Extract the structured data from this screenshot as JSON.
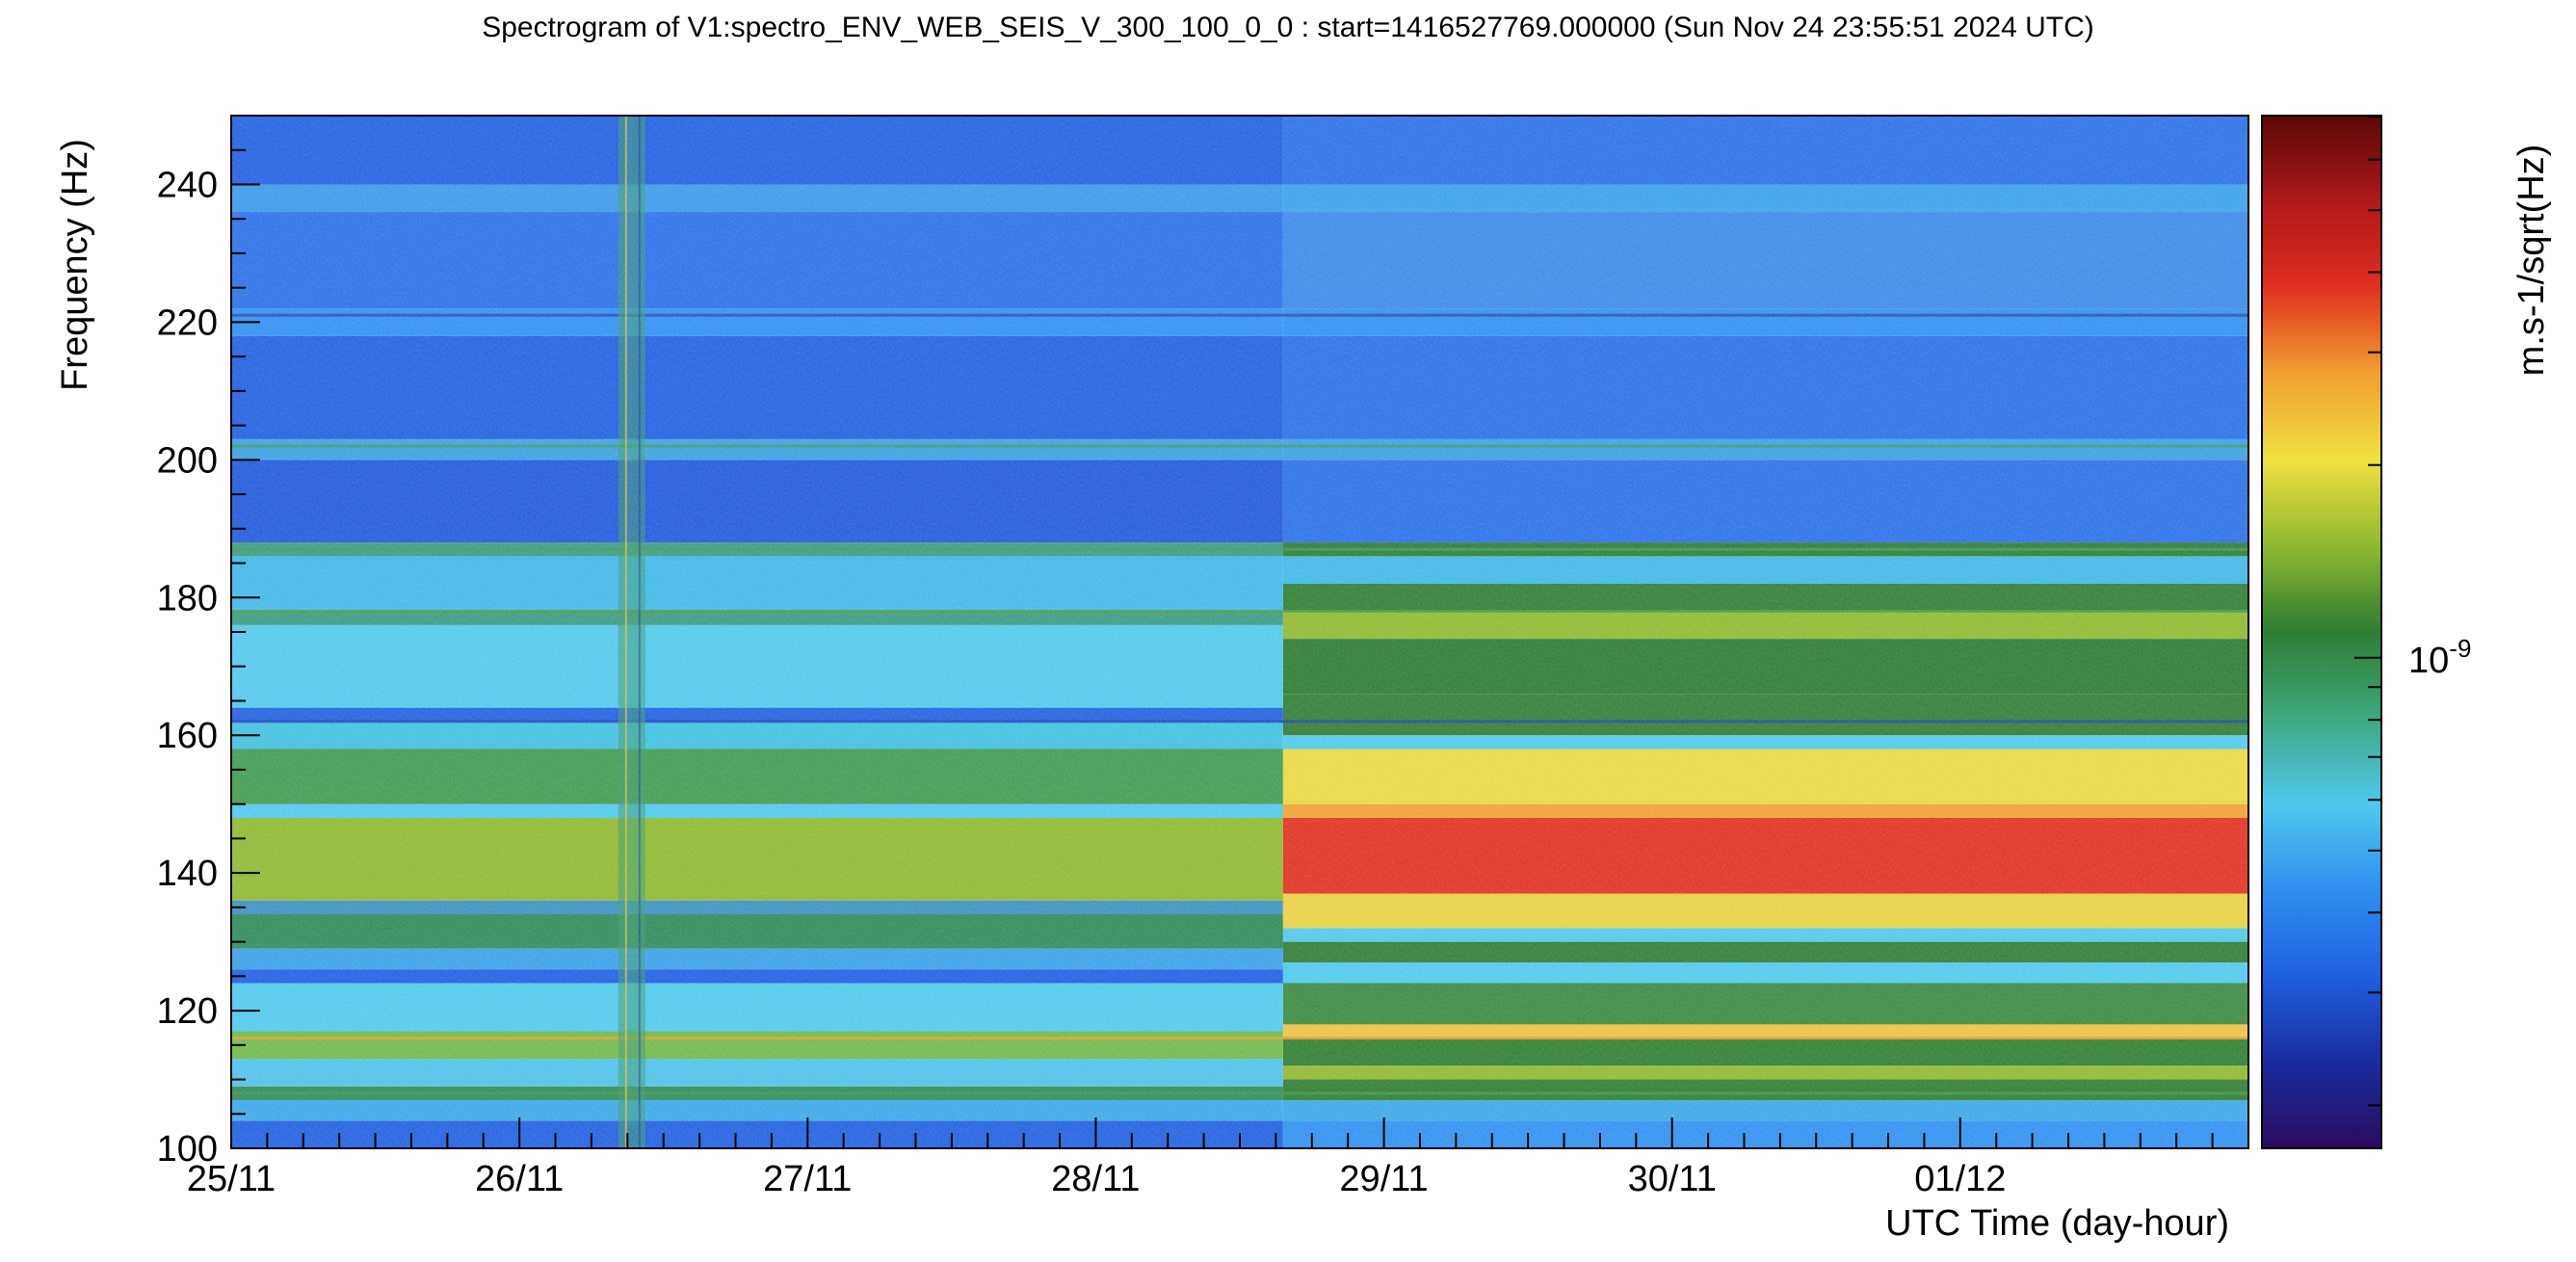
{
  "chart_data": {
    "type": "heatmap",
    "title": "Spectrogram of V1:spectro_ENV_WEB_SEIS_V_300_100_0_0 : start=1416527769.000000 (Sun Nov 24 23:55:51 2024 UTC)",
    "xlabel": "UTC Time (day-hour)",
    "ylabel": "Frequency (Hz)",
    "zlabel": "m.s-1/sqrt(Hz)",
    "x_tick_labels": [
      "25/11",
      "26/11",
      "27/11",
      "28/11",
      "29/11",
      "30/11",
      "01/12"
    ],
    "x_range_days": [
      0,
      7
    ],
    "y_ticks": [
      100,
      120,
      140,
      160,
      180,
      200,
      220,
      240
    ],
    "ylim": [
      100,
      250
    ],
    "colorbar": {
      "tick_label_base": "10",
      "tick_label_exp": "-9",
      "scale": "log"
    },
    "palette": [
      "#2a0a5e",
      "#1a2c9e",
      "#1f5fe0",
      "#2f8ff0",
      "#4fc8ec",
      "#3fa880",
      "#2e7d32",
      "#8fb830",
      "#f0e040",
      "#f0a030",
      "#e03020",
      "#b01818",
      "#5a0808"
    ],
    "transition_day": 3.65,
    "disturbance_day": 1.39,
    "bands_before": [
      {
        "range": [
          100,
          104
        ],
        "color": "#1f5fe0"
      },
      {
        "range": [
          104,
          107
        ],
        "color": "#3aa8e8"
      },
      {
        "range": [
          107,
          109
        ],
        "color": "#2e8a5a"
      },
      {
        "range": [
          109,
          113
        ],
        "color": "#4fc0e8"
      },
      {
        "range": [
          113,
          117
        ],
        "color": "#6fb84a"
      },
      {
        "range": [
          117,
          124
        ],
        "color": "#4fc8ec"
      },
      {
        "range": [
          124,
          126
        ],
        "color": "#1f5fe0"
      },
      {
        "range": [
          126,
          129
        ],
        "color": "#3aa0e8"
      },
      {
        "range": [
          129,
          134
        ],
        "color": "#2e8a5a"
      },
      {
        "range": [
          134,
          136
        ],
        "color": "#3a90c0"
      },
      {
        "range": [
          136,
          148
        ],
        "color": "#8fb830"
      },
      {
        "range": [
          148,
          150
        ],
        "color": "#4fc8ec"
      },
      {
        "range": [
          150,
          158
        ],
        "color": "#3f9a50"
      },
      {
        "range": [
          158,
          162
        ],
        "color": "#3fc0e0"
      },
      {
        "range": [
          162,
          164
        ],
        "color": "#1f5fe0"
      },
      {
        "range": [
          164,
          176
        ],
        "color": "#4fc8ec"
      },
      {
        "range": [
          176,
          178
        ],
        "color": "#3a9a80"
      },
      {
        "range": [
          178,
          186
        ],
        "color": "#3fb8e8"
      },
      {
        "range": [
          186,
          188
        ],
        "color": "#3a9a80"
      },
      {
        "range": [
          188,
          200
        ],
        "color": "#1f58dc"
      },
      {
        "range": [
          200,
          203
        ],
        "color": "#3aa0e0"
      },
      {
        "range": [
          203,
          218
        ],
        "color": "#1f5fe0"
      },
      {
        "range": [
          218,
          222
        ],
        "color": "#2f8ff0"
      },
      {
        "range": [
          222,
          236
        ],
        "color": "#2a70e8"
      },
      {
        "range": [
          236,
          240
        ],
        "color": "#3a98e8"
      },
      {
        "range": [
          240,
          250
        ],
        "color": "#1f5fe0"
      }
    ],
    "bands_after": [
      {
        "range": [
          100,
          104
        ],
        "color": "#2f8ff0"
      },
      {
        "range": [
          104,
          107
        ],
        "color": "#3aa8e8"
      },
      {
        "range": [
          107,
          110
        ],
        "color": "#2e7d32"
      },
      {
        "range": [
          110,
          112
        ],
        "color": "#8fb830"
      },
      {
        "range": [
          112,
          116
        ],
        "color": "#2e7d32"
      },
      {
        "range": [
          116,
          118
        ],
        "color": "#f0c040"
      },
      {
        "range": [
          118,
          124
        ],
        "color": "#3a8a40"
      },
      {
        "range": [
          124,
          127
        ],
        "color": "#4fc8ec"
      },
      {
        "range": [
          127,
          130
        ],
        "color": "#2e7d32"
      },
      {
        "range": [
          130,
          132
        ],
        "color": "#4fc8ec"
      },
      {
        "range": [
          132,
          137
        ],
        "color": "#e8d040"
      },
      {
        "range": [
          137,
          148
        ],
        "color": "#e03020"
      },
      {
        "range": [
          148,
          150
        ],
        "color": "#f0a030"
      },
      {
        "range": [
          150,
          158
        ],
        "color": "#e8d840"
      },
      {
        "range": [
          158,
          160
        ],
        "color": "#4fc8ec"
      },
      {
        "range": [
          160,
          166
        ],
        "color": "#2e7d32"
      },
      {
        "range": [
          166,
          174
        ],
        "color": "#2a7a30"
      },
      {
        "range": [
          174,
          178
        ],
        "color": "#8fb830"
      },
      {
        "range": [
          178,
          182
        ],
        "color": "#2e7d32"
      },
      {
        "range": [
          182,
          186
        ],
        "color": "#3fb8e8"
      },
      {
        "range": [
          186,
          188
        ],
        "color": "#2e7d32"
      },
      {
        "range": [
          188,
          200
        ],
        "color": "#2a70e8"
      },
      {
        "range": [
          200,
          203
        ],
        "color": "#3aa0e0"
      },
      {
        "range": [
          203,
          218
        ],
        "color": "#2a70e8"
      },
      {
        "range": [
          218,
          222
        ],
        "color": "#2f8ff0"
      },
      {
        "range": [
          222,
          236
        ],
        "color": "#3a88e8"
      },
      {
        "range": [
          236,
          240
        ],
        "color": "#3aa0e8"
      },
      {
        "range": [
          240,
          250
        ],
        "color": "#2a70e8"
      }
    ],
    "lines": [
      {
        "y": 202,
        "color": "#3a9a60"
      },
      {
        "y": 187,
        "color": "#3a9a60"
      },
      {
        "y": 178,
        "color": "#4a9a40"
      },
      {
        "y": 116,
        "color": "#e0a030"
      },
      {
        "y": 108,
        "color": "#3a9a40"
      },
      {
        "y": 221,
        "color": "#2a4ab0"
      },
      {
        "y": 162,
        "color": "#1f40c0"
      }
    ]
  }
}
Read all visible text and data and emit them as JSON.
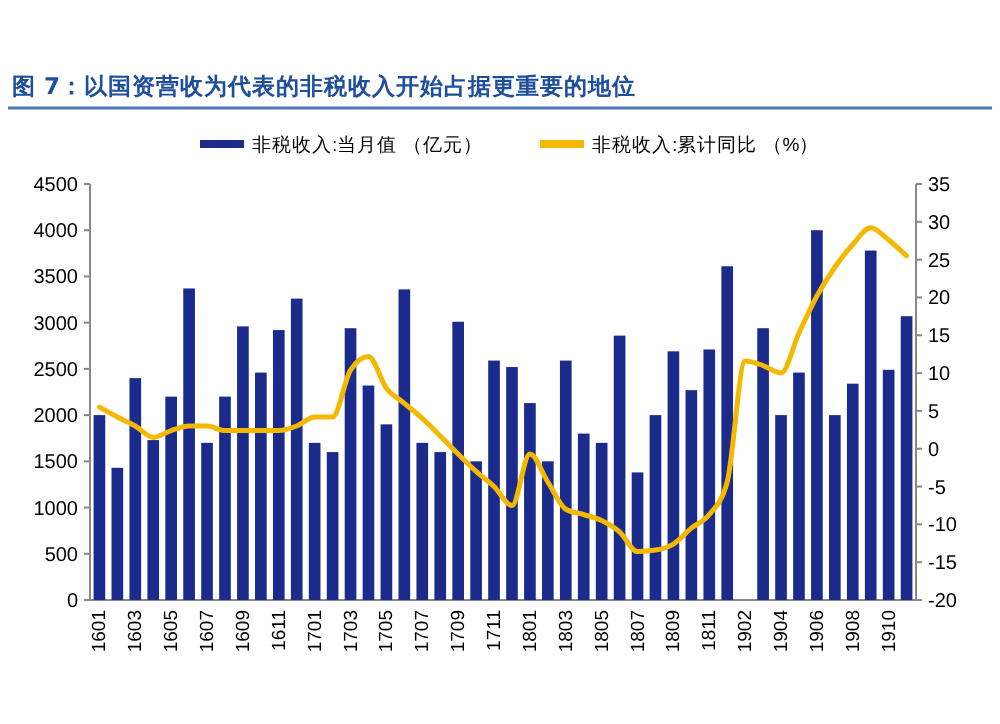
{
  "chart_data": {
    "type": "bar",
    "title": "图 7：以国资营收为代表的非税收入开始占据更重要的地位",
    "categories": [
      "1601",
      null,
      "1603",
      null,
      "1605",
      null,
      "1607",
      null,
      "1609",
      null,
      "1611",
      null,
      "1701",
      null,
      "1703",
      null,
      "1705",
      null,
      "1707",
      null,
      "1709",
      null,
      "1711",
      null,
      "1801",
      null,
      "1803",
      null,
      "1805",
      null,
      "1807",
      null,
      "1809",
      null,
      "1811",
      null,
      "1902",
      null,
      "1904",
      null,
      "1906",
      null,
      "1908",
      null,
      "1910",
      null
    ],
    "series": [
      {
        "name": "非税收入:当月值 （亿元）",
        "color": "#1a2b8c",
        "values": [
          2000,
          1430,
          2400,
          1730,
          2200,
          3370,
          1700,
          2200,
          2960,
          2460,
          2920,
          3260,
          1700,
          1600,
          2940,
          2320,
          1900,
          3360,
          1700,
          1600,
          3010,
          1500,
          2590,
          2520,
          2130,
          1500,
          2590,
          1800,
          1700,
          2860,
          1380,
          2000,
          2690,
          2270,
          2710,
          3610,
          null,
          2940,
          2000,
          2460,
          4000,
          2000,
          2340,
          3780,
          2490,
          3070
        ]
      },
      {
        "name": "非税收入:累计同比 （%）",
        "type": "line",
        "axis": "y2",
        "color": "#f5b800",
        "values": [
          5.5,
          4.2,
          3,
          1.5,
          2.4,
          3,
          3,
          2.4,
          2.4,
          2.4,
          2.4,
          3,
          4.2,
          4.2,
          10.4,
          12.2,
          8,
          6,
          4,
          1.7,
          -0.7,
          -3,
          -5,
          -7.5,
          -0.7,
          -4.4,
          -8,
          -8.7,
          -9.5,
          -11,
          -13.6,
          -13.4,
          -12.6,
          -10.5,
          -8.7,
          -4.4,
          11.6,
          11,
          10,
          15.3,
          20.2,
          24,
          27,
          29.2,
          27.6,
          25.5
        ]
      }
    ],
    "ylim": [
      0,
      4500
    ],
    "yticks": [
      0,
      500,
      1000,
      1500,
      2000,
      2500,
      3000,
      3500,
      4000,
      4500
    ],
    "y2lim": [
      -20,
      35
    ],
    "y2ticks": [
      -20,
      -15,
      -10,
      -5,
      0,
      5,
      10,
      15,
      20,
      25,
      30,
      35
    ],
    "legend": "top",
    "grid": false
  }
}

§ Problem description:
Where a line above contains the string "JSON", copy that line.

§ Output for this task:
Extract the structured data from this screenshot as JSON.
Read all visible text and data and emit them as JSON.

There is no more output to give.